- Work task -
Rewrite the passage of the tracking apparatus text below that begins with the words containing "1. Field of" and ends with "to the recorded tracks.", putting "piezoelectric actuator" in place of "piezoelectric element".
### Given text
1. Field of the Invention
This invention relates to an automatic tracking apparatus which maintains good tracking between a rotary head scanning on tape and a recorded track on the tape by automatically detecting the tracking error. A video tape recorder (VTR, hereafter) used in this invention has rotary heads which are affixed to a piezoelectric element which displaces the heads in a lateral direction with respect to the recorded tracks.
2. Description of the Prior Art
Recently, the rotary heads in VTR are required to trace on recorded tracks with high-fidelity even upon slow motion or still picture reproduction. For satisfying this requirement, some VTRs have been developed recently, in which no tracking shifters are used and the rotary heads continuously scan the recorded tracks correctly from the starting point to the ending point of the recorded tracks. The operation principle of such VTRs is that the rotary heads are held via a piezoelectric element which displaces the heads in to the lateral direction with respect to the recorded tracks, and the rotary heads are moved so as to keep on-track by moving the piezoelectric element i.e. a (positionable element). In this case, control signals used to represent the direction and the amount of the deviation of the rotary heads must be provided from the recorded tracks. Such control signals are obtained by vibrating the rotary heads by a reference frequency f.sub.c of a sinusoidal wave signal (this vibration is called wobbling) and by synchronously detecting the thus generated envelope detection output.
######
### Data to examine
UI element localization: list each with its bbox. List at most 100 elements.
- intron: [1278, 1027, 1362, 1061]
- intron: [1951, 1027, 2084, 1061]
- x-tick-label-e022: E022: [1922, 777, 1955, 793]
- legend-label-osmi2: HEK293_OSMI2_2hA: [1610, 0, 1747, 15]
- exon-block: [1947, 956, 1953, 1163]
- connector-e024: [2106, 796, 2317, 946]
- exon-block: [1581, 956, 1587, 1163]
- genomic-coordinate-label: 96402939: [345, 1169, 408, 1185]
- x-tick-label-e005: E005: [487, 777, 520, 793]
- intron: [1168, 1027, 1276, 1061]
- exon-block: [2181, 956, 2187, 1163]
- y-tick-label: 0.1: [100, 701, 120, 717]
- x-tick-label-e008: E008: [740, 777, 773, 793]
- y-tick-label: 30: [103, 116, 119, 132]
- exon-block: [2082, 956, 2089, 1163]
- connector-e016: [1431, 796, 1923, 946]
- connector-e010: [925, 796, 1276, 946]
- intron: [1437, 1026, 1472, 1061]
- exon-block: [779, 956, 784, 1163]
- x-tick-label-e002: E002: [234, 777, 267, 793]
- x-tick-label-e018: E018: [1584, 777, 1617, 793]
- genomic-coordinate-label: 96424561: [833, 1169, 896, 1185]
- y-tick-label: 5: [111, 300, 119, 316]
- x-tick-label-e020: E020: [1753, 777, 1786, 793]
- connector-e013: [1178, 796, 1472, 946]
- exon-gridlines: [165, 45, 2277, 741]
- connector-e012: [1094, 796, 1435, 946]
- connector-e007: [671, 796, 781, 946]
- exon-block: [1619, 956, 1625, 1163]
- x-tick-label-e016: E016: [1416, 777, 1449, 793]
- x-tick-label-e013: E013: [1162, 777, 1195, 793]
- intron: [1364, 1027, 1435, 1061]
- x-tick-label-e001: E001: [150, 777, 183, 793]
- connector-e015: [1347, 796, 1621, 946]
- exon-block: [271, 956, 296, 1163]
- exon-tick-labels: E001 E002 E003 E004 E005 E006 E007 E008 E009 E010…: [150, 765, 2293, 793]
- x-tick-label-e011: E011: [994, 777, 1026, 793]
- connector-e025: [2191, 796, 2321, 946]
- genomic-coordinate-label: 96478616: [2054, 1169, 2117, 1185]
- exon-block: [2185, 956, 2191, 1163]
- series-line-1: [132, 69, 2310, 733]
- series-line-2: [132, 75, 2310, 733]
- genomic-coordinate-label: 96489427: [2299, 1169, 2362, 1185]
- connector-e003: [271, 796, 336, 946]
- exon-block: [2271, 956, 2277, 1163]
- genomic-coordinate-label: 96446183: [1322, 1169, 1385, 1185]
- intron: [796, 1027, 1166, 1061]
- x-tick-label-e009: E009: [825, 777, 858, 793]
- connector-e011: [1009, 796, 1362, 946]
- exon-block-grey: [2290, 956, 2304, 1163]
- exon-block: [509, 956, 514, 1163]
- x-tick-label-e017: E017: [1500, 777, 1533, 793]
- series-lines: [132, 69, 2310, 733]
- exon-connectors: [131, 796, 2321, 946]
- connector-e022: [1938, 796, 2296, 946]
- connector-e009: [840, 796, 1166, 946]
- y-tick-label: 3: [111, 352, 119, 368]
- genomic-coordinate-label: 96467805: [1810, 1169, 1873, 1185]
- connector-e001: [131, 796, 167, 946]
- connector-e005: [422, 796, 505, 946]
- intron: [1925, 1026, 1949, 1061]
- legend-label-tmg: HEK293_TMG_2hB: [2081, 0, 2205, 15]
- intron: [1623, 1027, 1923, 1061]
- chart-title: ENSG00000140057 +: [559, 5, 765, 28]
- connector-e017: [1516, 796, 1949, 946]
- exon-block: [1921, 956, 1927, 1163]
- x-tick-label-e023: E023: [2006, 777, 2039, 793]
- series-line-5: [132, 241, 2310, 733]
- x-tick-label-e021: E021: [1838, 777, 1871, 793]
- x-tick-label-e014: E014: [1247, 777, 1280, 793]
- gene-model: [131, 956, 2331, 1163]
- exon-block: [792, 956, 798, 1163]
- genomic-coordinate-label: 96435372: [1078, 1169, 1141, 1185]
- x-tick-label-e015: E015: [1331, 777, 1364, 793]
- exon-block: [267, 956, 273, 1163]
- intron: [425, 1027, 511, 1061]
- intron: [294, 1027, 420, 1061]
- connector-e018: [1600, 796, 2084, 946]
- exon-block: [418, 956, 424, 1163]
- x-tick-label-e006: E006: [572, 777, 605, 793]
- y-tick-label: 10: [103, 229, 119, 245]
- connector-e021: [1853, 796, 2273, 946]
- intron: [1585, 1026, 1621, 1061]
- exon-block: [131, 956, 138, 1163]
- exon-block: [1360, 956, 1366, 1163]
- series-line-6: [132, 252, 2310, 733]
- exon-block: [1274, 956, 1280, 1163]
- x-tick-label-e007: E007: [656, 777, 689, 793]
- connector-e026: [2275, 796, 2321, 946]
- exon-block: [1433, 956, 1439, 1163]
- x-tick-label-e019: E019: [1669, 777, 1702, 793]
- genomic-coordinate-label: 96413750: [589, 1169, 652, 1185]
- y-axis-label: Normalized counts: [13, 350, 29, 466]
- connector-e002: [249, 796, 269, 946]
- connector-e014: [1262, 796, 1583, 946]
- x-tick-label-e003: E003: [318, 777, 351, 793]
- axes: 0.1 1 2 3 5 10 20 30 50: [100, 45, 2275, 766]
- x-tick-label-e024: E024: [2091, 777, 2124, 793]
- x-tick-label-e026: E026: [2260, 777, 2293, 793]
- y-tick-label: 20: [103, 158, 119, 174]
######
- Exercise output -
1. Field of the Invention
This invention relates to an automatic tracking apparatus which maintains good tracking between a rotary head scanning on tape and a recorded track on the tape by automatically detecting the tracking error. A video tape recorder (VTR, hereafter) used in this invention has rotary heads which are affixed to a piezoelectric actuator which displaces the heads in a lateral direction with respect to the recorded tracks.